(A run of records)
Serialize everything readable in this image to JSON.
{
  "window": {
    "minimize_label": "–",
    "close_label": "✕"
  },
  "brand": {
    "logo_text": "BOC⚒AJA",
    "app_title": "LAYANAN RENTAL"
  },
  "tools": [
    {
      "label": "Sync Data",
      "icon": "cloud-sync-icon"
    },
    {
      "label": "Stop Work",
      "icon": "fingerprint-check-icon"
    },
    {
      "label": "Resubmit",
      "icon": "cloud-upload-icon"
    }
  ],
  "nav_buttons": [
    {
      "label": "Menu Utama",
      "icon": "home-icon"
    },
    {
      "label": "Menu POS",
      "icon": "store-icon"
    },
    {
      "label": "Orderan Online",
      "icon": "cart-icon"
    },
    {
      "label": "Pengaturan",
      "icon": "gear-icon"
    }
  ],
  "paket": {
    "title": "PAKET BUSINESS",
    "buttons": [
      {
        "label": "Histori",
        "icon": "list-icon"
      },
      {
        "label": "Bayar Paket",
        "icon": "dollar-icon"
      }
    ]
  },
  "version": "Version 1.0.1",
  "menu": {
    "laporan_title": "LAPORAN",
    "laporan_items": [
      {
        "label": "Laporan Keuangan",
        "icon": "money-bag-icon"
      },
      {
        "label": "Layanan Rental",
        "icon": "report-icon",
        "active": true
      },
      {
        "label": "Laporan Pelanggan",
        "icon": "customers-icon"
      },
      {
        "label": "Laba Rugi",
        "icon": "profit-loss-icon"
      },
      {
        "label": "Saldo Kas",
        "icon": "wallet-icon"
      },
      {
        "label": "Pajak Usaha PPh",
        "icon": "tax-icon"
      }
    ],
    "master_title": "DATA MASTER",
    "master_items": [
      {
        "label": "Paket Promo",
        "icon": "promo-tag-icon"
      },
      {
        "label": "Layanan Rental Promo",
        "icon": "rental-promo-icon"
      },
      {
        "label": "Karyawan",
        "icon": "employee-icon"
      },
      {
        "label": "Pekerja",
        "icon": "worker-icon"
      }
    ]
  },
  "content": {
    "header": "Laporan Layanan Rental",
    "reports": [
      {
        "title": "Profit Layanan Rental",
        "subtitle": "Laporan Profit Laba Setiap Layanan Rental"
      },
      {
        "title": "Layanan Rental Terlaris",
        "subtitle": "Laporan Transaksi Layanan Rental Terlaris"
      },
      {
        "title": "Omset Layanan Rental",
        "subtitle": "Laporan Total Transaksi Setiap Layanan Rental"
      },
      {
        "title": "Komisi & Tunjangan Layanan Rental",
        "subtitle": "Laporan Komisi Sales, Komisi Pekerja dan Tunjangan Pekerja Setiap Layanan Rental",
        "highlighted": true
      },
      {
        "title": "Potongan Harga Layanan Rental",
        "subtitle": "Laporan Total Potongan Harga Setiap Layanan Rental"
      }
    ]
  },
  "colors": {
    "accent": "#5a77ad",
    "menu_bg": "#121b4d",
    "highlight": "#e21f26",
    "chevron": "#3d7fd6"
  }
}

Exercise instructions ::
Each record above should be output again exactly.

Answer for this exercise ::
Serialize everything readable in this image to JSON.
{
  "window": {
    "minimize_label": "–",
    "close_label": "✕"
  },
  "brand": {
    "logo_text": "BOC⚒AJA",
    "app_title": "LAYANAN RENTAL"
  },
  "tools": [
    {
      "label": "Sync Data",
      "icon": "cloud-sync-icon"
    },
    {
      "label": "Stop Work",
      "icon": "fingerprint-check-icon"
    },
    {
      "label": "Resubmit",
      "icon": "cloud-upload-icon"
    }
  ],
  "nav_buttons": [
    {
      "label": "Menu Utama",
      "icon": "home-icon"
    },
    {
      "label": "Menu POS",
      "icon": "store-icon"
    },
    {
      "label": "Orderan Online",
      "icon": "cart-icon"
    },
    {
      "label": "Pengaturan",
      "icon": "gear-icon"
    }
  ],
  "paket": {
    "title": "PAKET BUSINESS",
    "buttons": [
      {
        "label": "Histori",
        "icon": "list-icon"
      },
      {
        "label": "Bayar Paket",
        "icon": "dollar-icon"
      }
    ]
  },
  "version": "Version 1.0.1",
  "menu": {
    "laporan_title": "LAPORAN",
    "laporan_items": [
      {
        "label": "Laporan Keuangan",
        "icon": "money-bag-icon"
      },
      {
        "label": "Layanan Rental",
        "icon": "report-icon",
        "active": true
      },
      {
        "label": "Laporan Pelanggan",
        "icon": "customers-icon"
      },
      {
        "label": "Laba Rugi",
        "icon": "profit-loss-icon"
      },
      {
        "label": "Saldo Kas",
        "icon": "wallet-icon"
      },
      {
        "label": "Pajak Usaha PPh",
        "icon": "tax-icon"
      }
    ],
    "master_title": "DATA MASTER",
    "master_items": [
      {
        "label": "Paket Promo",
        "icon": "promo-tag-icon"
      },
      {
        "label": "Layanan Rental Promo",
        "icon": "rental-promo-icon"
      },
      {
        "label": "Karyawan",
        "icon": "employee-icon"
      },
      {
        "label": "Pekerja",
        "icon": "worker-icon"
      }
    ]
  },
  "content": {
    "header": "Laporan Layanan Rental",
    "reports": [
      {
        "title": "Profit Layanan Rental",
        "subtitle": "Laporan Profit Laba Setiap Layanan Rental"
      },
      {
        "title": "Layanan Rental Terlaris",
        "subtitle": "Laporan Transaksi Layanan Rental Terlaris"
      },
      {
        "title": "Omset Layanan Rental",
        "subtitle": "Laporan Total Transaksi Setiap Layanan Rental"
      },
      {
        "title": "Komisi & Tunjangan Layanan Rental",
        "subtitle": "Laporan Komisi Sales, Komisi Pekerja dan Tunjangan Pekerja Setiap Layanan Rental",
        "highlighted": true
      },
      {
        "title": "Potongan Harga Layanan Rental",
        "subtitle": "Laporan Total Potongan Harga Setiap Layanan Rental"
      }
    ]
  },
  "colors": {
    "accent": "#5a77ad",
    "menu_bg": "#121b4d",
    "highlight": "#e21f26",
    "chevron": "#3d7fd6"
  }
}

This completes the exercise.